Excerpt to read »
---

It was not long before “Stapme,” as he was called by his squadron mates, had a chance to test his skills during the Battle of Britain. His first taste of action was off the east coast of Scotland on July 3, 1940. During the mission, he joined two others in downing a Junkers Ju-88A, and a little more than two weeks later he and squadron mate Flying Officer Robin M. “Bubble” Waterston shared a victory over a Dornier Do-17Z.

One of Stapleton’s fellow pilots, Richard Hillary, later described the young South African in his classic account of the war in the air, The Last Enemy. “Another from overseas was Hugh Stapleton, a South African,” Hillary wrote. “He hoped to return after the war and run an orange farm. He too was over six feet tall, thick-set, with a mass of blond hair which he never brushed. He was twenty and married, with a rough savoir-faire beyond his years, acquired from an early unprotected acquaintance with life. He was always losing buttons off his uniform and had a pair of patched trousers which the rest of the Squadron swore he slept in. He was completely slap-happy and known as ‘Stapme’ because of his predilection for ‘Popeye’ in a Daily Mirror comic strip, his favourite.”

While Stapleton was generally happy with Hillary’s description, there were a few mistakes that he later corrected. His name was never Hugh, and while the nickname came from a Daily Mirror comic strip, it was not “Popeye.” The comic Stapleton favored was in fact one that featured a cartoon lovely who was notorious for removing her clothes at the slightest provocation. His favorite character was the lecherous Captain ReillyFfoull, whose frequent pronouncements of “Stap me, what a filly!” always tickled the pilots, particularly Stapleton.

---

Supplied information »
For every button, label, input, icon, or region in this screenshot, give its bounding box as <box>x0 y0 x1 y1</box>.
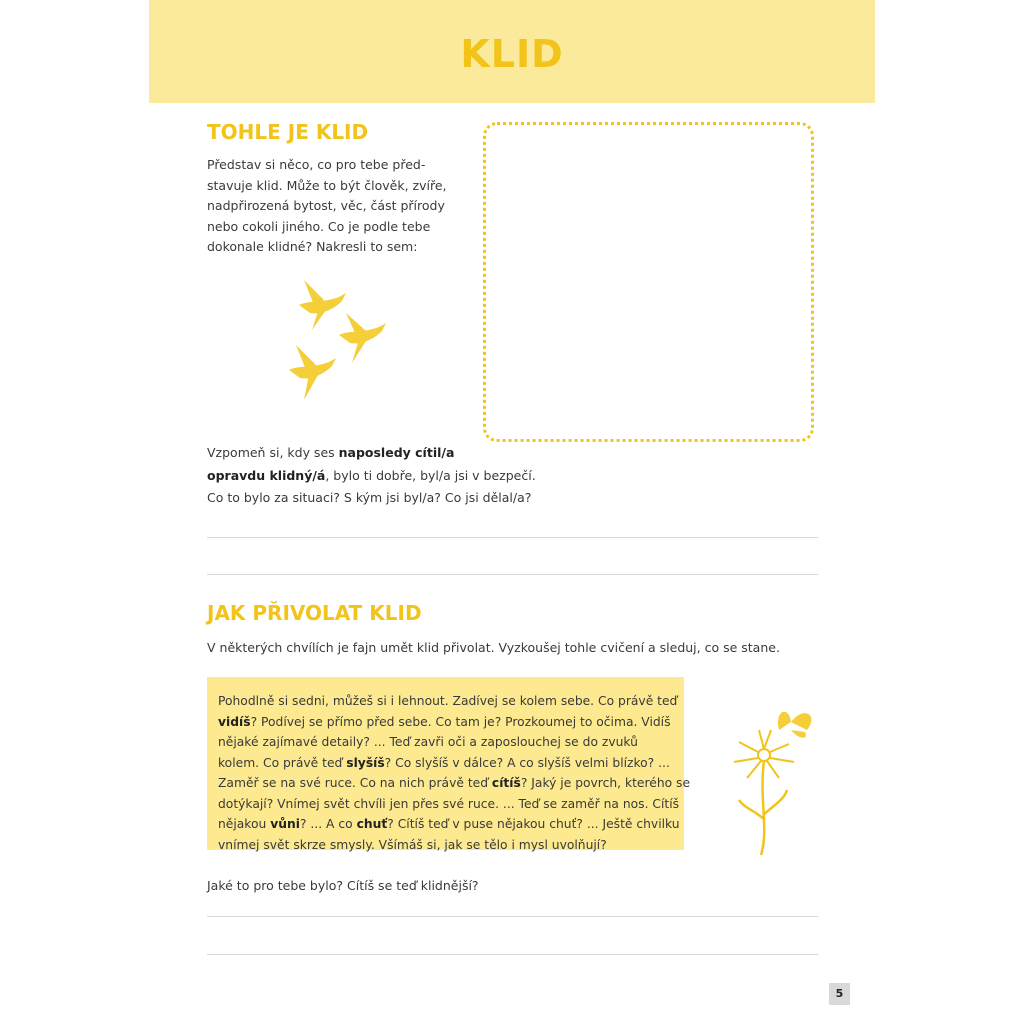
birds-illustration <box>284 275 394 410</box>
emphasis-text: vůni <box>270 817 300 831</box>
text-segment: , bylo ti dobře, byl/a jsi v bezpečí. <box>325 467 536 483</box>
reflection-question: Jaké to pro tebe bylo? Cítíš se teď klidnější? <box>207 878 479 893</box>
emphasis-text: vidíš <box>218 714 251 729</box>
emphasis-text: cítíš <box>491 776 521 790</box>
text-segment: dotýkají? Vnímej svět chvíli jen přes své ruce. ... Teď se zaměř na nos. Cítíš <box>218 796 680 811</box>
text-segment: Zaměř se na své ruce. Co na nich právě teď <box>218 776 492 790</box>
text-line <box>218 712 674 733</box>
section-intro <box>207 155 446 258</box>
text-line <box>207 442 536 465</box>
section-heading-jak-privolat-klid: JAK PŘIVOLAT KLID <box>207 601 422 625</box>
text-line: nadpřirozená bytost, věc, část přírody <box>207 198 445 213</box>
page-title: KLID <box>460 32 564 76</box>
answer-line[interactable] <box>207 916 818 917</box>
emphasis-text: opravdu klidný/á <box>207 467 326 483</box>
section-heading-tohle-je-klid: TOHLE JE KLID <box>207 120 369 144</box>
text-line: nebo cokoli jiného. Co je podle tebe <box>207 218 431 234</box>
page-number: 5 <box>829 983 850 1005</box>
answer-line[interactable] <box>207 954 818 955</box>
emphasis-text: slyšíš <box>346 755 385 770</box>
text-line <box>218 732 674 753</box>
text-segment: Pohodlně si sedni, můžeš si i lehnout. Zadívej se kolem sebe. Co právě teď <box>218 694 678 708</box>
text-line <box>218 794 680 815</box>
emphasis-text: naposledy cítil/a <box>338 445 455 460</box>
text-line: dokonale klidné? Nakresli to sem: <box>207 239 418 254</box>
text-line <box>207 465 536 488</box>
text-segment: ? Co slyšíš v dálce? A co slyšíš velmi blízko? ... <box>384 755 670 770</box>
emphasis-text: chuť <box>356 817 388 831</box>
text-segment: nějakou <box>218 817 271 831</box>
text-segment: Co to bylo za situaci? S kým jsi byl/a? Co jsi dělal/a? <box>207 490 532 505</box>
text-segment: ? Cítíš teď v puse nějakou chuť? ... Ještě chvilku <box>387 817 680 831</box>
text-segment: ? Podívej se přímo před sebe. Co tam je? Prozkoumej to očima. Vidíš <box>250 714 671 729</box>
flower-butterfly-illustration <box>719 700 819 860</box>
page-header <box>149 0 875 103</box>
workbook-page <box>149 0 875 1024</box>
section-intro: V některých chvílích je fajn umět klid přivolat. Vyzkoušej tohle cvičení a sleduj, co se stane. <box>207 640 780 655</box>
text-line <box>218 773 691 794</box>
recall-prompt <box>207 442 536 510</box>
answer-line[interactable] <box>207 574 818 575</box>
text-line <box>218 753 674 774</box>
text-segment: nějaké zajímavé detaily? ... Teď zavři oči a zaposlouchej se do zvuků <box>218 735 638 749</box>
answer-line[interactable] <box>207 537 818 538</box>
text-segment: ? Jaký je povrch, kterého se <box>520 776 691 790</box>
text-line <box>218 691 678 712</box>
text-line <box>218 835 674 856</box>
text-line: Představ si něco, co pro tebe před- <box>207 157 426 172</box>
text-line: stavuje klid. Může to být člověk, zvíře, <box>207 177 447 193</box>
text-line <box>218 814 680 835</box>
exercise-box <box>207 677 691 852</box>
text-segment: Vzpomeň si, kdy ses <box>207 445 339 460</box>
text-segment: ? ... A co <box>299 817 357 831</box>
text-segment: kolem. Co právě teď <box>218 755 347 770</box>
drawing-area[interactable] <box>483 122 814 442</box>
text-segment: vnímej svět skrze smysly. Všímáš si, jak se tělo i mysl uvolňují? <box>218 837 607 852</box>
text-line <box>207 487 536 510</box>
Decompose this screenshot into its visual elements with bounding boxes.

---

To be done »
(a) Name every pilot mentioned in the Stapleton passage.
(b) Transcribe word for word the part of the Stapleton passage that opens with the words containing "While Stapleton was" and closes with "pilots, particularly Stapleton.".

Full answers »
(a) Stapleton ("Stapme"), Flying Officer Robin M. "Bubble" Waterston, Richard Hillary

(b)
While Stapleton was generally happy with Hillary’s description, there were a few mistakes that he later corrected. His name was never Hugh, and while the nickname came from a Daily Mirror comic strip, it was not “Popeye.” The comic Stapleton favored was in fact one that featured a cartoon lovely who was notorious for removing her clothes at the slightest provocation. His favorite character was the lecherous Captain ReillyFfoull, whose frequent pronouncements of “Stap me, what a filly!” always tickled the pilots, particularly Stapleton.